The entries below are to be repeated exactly as they stand.

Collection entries
▶
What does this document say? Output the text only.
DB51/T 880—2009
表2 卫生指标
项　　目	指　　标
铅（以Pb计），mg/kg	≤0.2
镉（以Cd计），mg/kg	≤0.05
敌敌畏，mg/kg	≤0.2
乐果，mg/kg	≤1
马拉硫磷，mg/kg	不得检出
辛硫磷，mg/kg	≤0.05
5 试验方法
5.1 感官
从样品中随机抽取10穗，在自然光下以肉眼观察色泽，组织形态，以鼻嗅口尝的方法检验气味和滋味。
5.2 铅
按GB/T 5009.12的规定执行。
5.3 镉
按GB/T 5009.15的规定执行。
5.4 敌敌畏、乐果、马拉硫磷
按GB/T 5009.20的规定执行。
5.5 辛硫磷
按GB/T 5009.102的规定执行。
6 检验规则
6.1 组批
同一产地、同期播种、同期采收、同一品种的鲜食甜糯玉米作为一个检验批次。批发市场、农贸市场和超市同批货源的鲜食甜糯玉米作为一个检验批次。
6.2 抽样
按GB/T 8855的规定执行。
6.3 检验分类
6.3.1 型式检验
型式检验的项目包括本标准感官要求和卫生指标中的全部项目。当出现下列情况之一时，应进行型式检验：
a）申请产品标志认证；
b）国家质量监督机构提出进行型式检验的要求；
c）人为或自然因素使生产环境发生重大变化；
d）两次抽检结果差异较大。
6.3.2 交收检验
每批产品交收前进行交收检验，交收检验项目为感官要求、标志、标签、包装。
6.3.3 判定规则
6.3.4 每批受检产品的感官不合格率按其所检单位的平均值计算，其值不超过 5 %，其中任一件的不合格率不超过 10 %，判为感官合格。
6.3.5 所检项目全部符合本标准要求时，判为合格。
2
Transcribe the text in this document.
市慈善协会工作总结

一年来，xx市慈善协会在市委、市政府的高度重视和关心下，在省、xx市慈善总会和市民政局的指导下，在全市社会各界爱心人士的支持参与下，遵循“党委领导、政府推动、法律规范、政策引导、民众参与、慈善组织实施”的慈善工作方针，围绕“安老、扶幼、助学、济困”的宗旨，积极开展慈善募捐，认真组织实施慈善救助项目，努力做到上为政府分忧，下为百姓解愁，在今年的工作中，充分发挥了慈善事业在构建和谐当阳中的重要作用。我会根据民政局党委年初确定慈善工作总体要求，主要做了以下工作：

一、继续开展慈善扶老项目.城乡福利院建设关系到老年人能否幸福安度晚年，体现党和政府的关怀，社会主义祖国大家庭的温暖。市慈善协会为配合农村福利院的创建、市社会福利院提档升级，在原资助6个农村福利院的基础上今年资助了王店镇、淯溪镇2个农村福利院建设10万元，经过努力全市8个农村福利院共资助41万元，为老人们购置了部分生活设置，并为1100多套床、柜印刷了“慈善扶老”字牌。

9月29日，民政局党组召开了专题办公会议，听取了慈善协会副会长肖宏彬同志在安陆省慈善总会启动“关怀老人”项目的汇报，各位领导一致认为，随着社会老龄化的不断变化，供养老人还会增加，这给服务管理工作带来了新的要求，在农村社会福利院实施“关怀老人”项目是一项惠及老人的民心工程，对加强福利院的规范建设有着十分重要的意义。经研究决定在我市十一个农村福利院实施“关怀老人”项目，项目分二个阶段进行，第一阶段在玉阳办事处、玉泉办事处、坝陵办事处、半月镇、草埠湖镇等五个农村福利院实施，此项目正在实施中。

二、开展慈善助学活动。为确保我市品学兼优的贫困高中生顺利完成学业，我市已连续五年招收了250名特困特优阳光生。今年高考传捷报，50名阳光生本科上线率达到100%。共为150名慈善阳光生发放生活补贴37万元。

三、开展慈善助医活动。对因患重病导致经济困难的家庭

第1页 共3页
◀
Result of the task
What does this document say? Output the text only.
DB51/T 880—2009
表2 卫生指标
项　　目	指　　标
铅（以Pb计），mg/kg	≤0.2
镉（以Cd计），mg/kg	≤0.05
敌敌畏，mg/kg	≤0.2
乐果，mg/kg	≤1
马拉硫磷，mg/kg	不得检出
辛硫磷，mg/kg	≤0.05
5 试验方法
5.1 感官
从样品中随机抽取10穗，在自然光下以肉眼观察色泽，组织形态，以鼻嗅口尝的方法检验气味和滋味。
5.2 铅
按GB/T 5009.12的规定执行。
5.3 镉
按GB/T 5009.15的规定执行。
5.4 敌敌畏、乐果、马拉硫磷
按GB/T 5009.20的规定执行。
5.5 辛硫磷
按GB/T 5009.102的规定执行。
6 检验规则
6.1 组批
同一产地、同期播种、同期采收、同一品种的鲜食甜糯玉米作为一个检验批次。批发市场、农贸市场和超市同批货源的鲜食甜糯玉米作为一个检验批次。
6.2 抽样
按GB/T 8855的规定执行。
6.3 检验分类
6.3.1 型式检验
型式检验的项目包括本标准感官要求和卫生指标中的全部项目。当出现下列情况之一时，应进行型式检验：
a）申请产品标志认证；
b）国家质量监督机构提出进行型式检验的要求；
c）人为或自然因素使生产环境发生重大变化；
d）两次抽检结果差异较大。
6.3.2 交收检验
每批产品交收前进行交收检验，交收检验项目为感官要求、标志、标签、包装。
6.3.3 判定规则
6.3.4 每批受检产品的感官不合格率按其所检单位的平均值计算，其值不超过 5 %，其中任一件的不合格率不超过 10 %，判为感官合格。
6.3.5 所检项目全部符合本标准要求时，判为合格。
2
Transcribe the text in this document.
市慈善协会工作总结

一年来，xx市慈善协会在市委、市政府的高度重视和关心下，在省、xx市慈善总会和市民政局的指导下，在全市社会各界爱心人士的支持参与下，遵循“党委领导、政府推动、法律规范、政策引导、民众参与、慈善组织实施”的慈善工作方针，围绕“安老、扶幼、助学、济困”的宗旨，积极开展慈善募捐，认真组织实施慈善救助项目，努力做到上为政府分忧，下为百姓解愁，在今年的工作中，充分发挥了慈善事业在构建和谐当阳中的重要作用。我会根据民政局党委年初确定慈善工作总体要求，主要做了以下工作：

一、继续开展慈善扶老项目.城乡福利院建设关系到老年人能否幸福安度晚年，体现党和政府的关怀，社会主义祖国大家庭的温暖。市慈善协会为配合农村福利院的创建、市社会福利院提档升级，在原资助6个农村福利院的基础上今年资助了王店镇、淯溪镇2个农村福利院建设10万元，经过努力全市8个农村福利院共资助41万元，为老人们购置了部分生活设置，并为1100多套床、柜印刷了“慈善扶老”字牌。

9月29日，民政局党组召开了专题办公会议，听取了慈善协会副会长肖宏彬同志在安陆省慈善总会启动“关怀老人”项目的汇报，各位领导一致认为，随着社会老龄化的不断变化，供养老人还会增加，这给服务管理工作带来了新的要求，在农村社会福利院实施“关怀老人”项目是一项惠及老人的民心工程，对加强福利院的规范建设有着十分重要的意义。经研究决定在我市十一个农村福利院实施“关怀老人”项目，项目分二个阶段进行，第一阶段在玉阳办事处、玉泉办事处、坝陵办事处、半月镇、草埠湖镇等五个农村福利院实施，此项目正在实施中。

二、开展慈善助学活动。为确保我市品学兼优的贫困高中生顺利完成学业，我市已连续五年招收了250名特困特优阳光生。今年高考传捷报，50名阳光生本科上线率达到100%。共为150名慈善阳光生发放生活补贴37万元。

三、开展慈善助医活动。对因患重病导致经济困难的家庭

第1页 共3页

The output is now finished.